**What you have to do**
Return each entry exactly, omitting nothing.

==============================

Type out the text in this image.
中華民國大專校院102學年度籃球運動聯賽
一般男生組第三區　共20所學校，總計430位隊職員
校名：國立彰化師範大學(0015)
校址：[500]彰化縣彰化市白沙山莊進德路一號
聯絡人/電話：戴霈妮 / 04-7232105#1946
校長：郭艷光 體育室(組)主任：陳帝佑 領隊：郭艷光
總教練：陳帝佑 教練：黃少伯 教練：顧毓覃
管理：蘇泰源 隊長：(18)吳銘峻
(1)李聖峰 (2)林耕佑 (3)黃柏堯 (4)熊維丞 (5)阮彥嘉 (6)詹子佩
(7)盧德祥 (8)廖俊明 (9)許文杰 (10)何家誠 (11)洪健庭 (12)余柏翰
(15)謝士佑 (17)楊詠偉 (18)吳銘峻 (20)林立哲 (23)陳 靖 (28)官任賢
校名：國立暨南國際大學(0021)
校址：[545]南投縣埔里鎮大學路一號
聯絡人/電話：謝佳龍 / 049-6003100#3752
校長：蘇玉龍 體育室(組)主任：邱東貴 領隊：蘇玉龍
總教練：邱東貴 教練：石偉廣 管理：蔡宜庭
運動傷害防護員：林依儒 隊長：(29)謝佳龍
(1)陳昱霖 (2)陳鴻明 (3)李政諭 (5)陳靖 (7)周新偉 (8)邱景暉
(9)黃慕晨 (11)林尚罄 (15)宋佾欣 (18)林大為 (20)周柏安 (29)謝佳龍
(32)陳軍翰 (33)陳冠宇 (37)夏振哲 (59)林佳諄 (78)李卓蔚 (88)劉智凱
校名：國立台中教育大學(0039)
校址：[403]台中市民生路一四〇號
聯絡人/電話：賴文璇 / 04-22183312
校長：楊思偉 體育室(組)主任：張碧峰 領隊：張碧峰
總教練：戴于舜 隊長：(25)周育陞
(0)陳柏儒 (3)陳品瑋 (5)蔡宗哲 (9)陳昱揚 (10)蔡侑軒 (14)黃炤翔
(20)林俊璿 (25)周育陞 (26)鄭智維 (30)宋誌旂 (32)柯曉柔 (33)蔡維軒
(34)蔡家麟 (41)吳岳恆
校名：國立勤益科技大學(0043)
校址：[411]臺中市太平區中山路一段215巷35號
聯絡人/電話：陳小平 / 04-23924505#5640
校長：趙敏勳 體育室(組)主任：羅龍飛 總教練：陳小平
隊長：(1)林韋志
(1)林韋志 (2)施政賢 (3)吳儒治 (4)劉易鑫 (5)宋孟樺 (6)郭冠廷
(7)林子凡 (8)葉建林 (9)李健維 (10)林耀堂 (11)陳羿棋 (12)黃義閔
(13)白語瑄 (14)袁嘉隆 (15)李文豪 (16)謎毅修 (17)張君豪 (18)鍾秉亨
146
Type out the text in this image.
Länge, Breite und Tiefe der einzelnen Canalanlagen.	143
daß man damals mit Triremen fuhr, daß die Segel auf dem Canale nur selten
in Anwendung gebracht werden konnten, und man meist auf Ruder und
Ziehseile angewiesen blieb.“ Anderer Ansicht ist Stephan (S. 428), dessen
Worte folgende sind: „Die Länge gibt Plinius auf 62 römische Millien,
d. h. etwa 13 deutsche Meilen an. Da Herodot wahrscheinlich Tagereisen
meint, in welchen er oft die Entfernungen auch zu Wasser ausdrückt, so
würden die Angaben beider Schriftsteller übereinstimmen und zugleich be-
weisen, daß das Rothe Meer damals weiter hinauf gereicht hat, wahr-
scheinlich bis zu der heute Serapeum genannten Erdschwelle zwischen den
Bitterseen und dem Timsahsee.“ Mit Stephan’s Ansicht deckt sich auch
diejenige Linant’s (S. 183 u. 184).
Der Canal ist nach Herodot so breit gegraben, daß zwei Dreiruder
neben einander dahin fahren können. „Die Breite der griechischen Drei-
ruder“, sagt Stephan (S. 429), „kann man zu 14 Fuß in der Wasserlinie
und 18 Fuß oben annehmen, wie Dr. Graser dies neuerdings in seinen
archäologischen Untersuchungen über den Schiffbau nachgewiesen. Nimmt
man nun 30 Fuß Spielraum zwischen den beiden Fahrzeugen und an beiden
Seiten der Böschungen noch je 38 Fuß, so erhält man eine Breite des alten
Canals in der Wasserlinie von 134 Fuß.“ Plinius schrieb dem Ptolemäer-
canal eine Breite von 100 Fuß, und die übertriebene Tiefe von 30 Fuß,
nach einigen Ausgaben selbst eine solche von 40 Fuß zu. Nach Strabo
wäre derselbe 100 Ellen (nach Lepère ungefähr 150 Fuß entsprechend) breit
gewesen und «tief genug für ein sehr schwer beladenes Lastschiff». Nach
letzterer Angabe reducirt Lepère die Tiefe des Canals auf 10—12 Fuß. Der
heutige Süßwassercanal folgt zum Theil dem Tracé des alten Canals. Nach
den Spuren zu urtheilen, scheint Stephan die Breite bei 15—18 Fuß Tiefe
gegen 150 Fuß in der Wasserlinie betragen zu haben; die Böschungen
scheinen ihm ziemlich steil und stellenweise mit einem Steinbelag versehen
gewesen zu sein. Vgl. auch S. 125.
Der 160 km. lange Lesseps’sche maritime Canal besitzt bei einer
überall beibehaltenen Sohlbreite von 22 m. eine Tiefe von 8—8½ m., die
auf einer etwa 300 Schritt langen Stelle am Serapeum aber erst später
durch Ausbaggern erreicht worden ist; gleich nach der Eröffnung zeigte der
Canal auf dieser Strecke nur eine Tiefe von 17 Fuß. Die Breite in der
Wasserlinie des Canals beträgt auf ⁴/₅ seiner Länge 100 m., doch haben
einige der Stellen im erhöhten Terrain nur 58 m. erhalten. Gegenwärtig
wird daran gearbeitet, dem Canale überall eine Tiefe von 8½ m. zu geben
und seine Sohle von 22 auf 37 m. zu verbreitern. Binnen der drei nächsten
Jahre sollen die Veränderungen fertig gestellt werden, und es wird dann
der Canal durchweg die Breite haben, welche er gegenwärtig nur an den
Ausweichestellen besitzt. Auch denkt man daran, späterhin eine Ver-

==============================

**Solution below**
Type out the text in this image.
中華民國大專校院102學年度籃球運動聯賽
一般男生組第三區　共20所學校，總計430位隊職員
校名：國立彰化師範大學(0015)
校址：[500]彰化縣彰化市白沙山莊進德路一號
聯絡人/電話：戴霈妮 / 04-7232105#1946
校長：郭艷光 體育室(組)主任：陳帝佑 領隊：郭艷光
總教練：陳帝佑 教練：黃少伯 教練：顧毓覃
管理：蘇泰源 隊長：(18)吳銘峻
(1)李聖峰 (2)林耕佑 (3)黃柏堯 (4)熊維丞 (5)阮彥嘉 (6)詹子佩
(7)盧德祥 (8)廖俊明 (9)許文杰 (10)何家誠 (11)洪健庭 (12)余柏翰
(15)謝士佑 (17)楊詠偉 (18)吳銘峻 (20)林立哲 (23)陳 靖 (28)官任賢
校名：國立暨南國際大學(0021)
校址：[545]南投縣埔里鎮大學路一號
聯絡人/電話：謝佳龍 / 049-6003100#3752
校長：蘇玉龍 體育室(組)主任：邱東貴 領隊：蘇玉龍
總教練：邱東貴 教練：石偉廣 管理：蔡宜庭
運動傷害防護員：林依儒 隊長：(29)謝佳龍
(1)陳昱霖 (2)陳鴻明 (3)李政諭 (5)陳靖 (7)周新偉 (8)邱景暉
(9)黃慕晨 (11)林尚罄 (15)宋佾欣 (18)林大為 (20)周柏安 (29)謝佳龍
(32)陳軍翰 (33)陳冠宇 (37)夏振哲 (59)林佳諄 (78)李卓蔚 (88)劉智凱
校名：國立台中教育大學(0039)
校址：[403]台中市民生路一四〇號
聯絡人/電話：賴文璇 / 04-22183312
校長：楊思偉 體育室(組)主任：張碧峰 領隊：張碧峰
總教練：戴于舜 隊長：(25)周育陞
(0)陳柏儒 (3)陳品瑋 (5)蔡宗哲 (9)陳昱揚 (10)蔡侑軒 (14)黃炤翔
(20)林俊璿 (25)周育陞 (26)鄭智維 (30)宋誌旂 (32)柯曉柔 (33)蔡維軒
(34)蔡家麟 (41)吳岳恆
校名：國立勤益科技大學(0043)
校址：[411]臺中市太平區中山路一段215巷35號
聯絡人/電話：陳小平 / 04-23924505#5640
校長：趙敏勳 體育室(組)主任：羅龍飛 總教練：陳小平
隊長：(1)林韋志
(1)林韋志 (2)施政賢 (3)吳儒治 (4)劉易鑫 (5)宋孟樺 (6)郭冠廷
(7)林子凡 (8)葉建林 (9)李健維 (10)林耀堂 (11)陳羿棋 (12)黃義閔
(13)白語瑄 (14)袁嘉隆 (15)李文豪 (16)謎毅修 (17)張君豪 (18)鍾秉亨
146
Type out the text in this image.
Länge, Breite und Tiefe der einzelnen Canalanlagen.	143
daß man damals mit Triremen fuhr, daß die Segel auf dem Canale nur selten
in Anwendung gebracht werden konnten, und man meist auf Ruder und
Ziehseile angewiesen blieb.“ Anderer Ansicht ist Stephan (S. 428), dessen
Worte folgende sind: „Die Länge gibt Plinius auf 62 römische Millien,
d. h. etwa 13 deutsche Meilen an. Da Herodot wahrscheinlich Tagereisen
meint, in welchen er oft die Entfernungen auch zu Wasser ausdrückt, so
würden die Angaben beider Schriftsteller übereinstimmen und zugleich be-
weisen, daß das Rothe Meer damals weiter hinauf gereicht hat, wahr-
scheinlich bis zu der heute Serapeum genannten Erdschwelle zwischen den
Bitterseen und dem Timsahsee.“ Mit Stephan’s Ansicht deckt sich auch
diejenige Linant’s (S. 183 u. 184).
Der Canal ist nach Herodot so breit gegraben, daß zwei Dreiruder
neben einander dahin fahren können. „Die Breite der griechischen Drei-
ruder“, sagt Stephan (S. 429), „kann man zu 14 Fuß in der Wasserlinie
und 18 Fuß oben annehmen, wie Dr. Graser dies neuerdings in seinen
archäologischen Untersuchungen über den Schiffbau nachgewiesen. Nimmt
man nun 30 Fuß Spielraum zwischen den beiden Fahrzeugen und an beiden
Seiten der Böschungen noch je 38 Fuß, so erhält man eine Breite des alten
Canals in der Wasserlinie von 134 Fuß.“ Plinius schrieb dem Ptolemäer-
canal eine Breite von 100 Fuß, und die übertriebene Tiefe von 30 Fuß,
nach einigen Ausgaben selbst eine solche von 40 Fuß zu. Nach Strabo
wäre derselbe 100 Ellen (nach Lepère ungefähr 150 Fuß entsprechend) breit
gewesen und «tief genug für ein sehr schwer beladenes Lastschiff». Nach
letzterer Angabe reducirt Lepère die Tiefe des Canals auf 10—12 Fuß. Der
heutige Süßwassercanal folgt zum Theil dem Tracé des alten Canals. Nach
den Spuren zu urtheilen, scheint Stephan die Breite bei 15—18 Fuß Tiefe
gegen 150 Fuß in der Wasserlinie betragen zu haben; die Böschungen
scheinen ihm ziemlich steil und stellenweise mit einem Steinbelag versehen
gewesen zu sein. Vgl. auch S. 125.
Der 160 km. lange Lesseps’sche maritime Canal besitzt bei einer
überall beibehaltenen Sohlbreite von 22 m. eine Tiefe von 8—8½ m., die
auf einer etwa 300 Schritt langen Stelle am Serapeum aber erst später
durch Ausbaggern erreicht worden ist; gleich nach der Eröffnung zeigte der
Canal auf dieser Strecke nur eine Tiefe von 17 Fuß. Die Breite in der
Wasserlinie des Canals beträgt auf ⁴/₅ seiner Länge 100 m., doch haben
einige der Stellen im erhöhten Terrain nur 58 m. erhalten. Gegenwärtig
wird daran gearbeitet, dem Canale überall eine Tiefe von 8½ m. zu geben
und seine Sohle von 22 auf 37 m. zu verbreitern. Binnen der drei nächsten
Jahre sollen die Veränderungen fertig gestellt werden, und es wird dann
der Canal durchweg die Breite haben, welche er gegenwärtig nur an den
Ausweichestellen besitzt. Auch denkt man daran, späterhin eine Ver-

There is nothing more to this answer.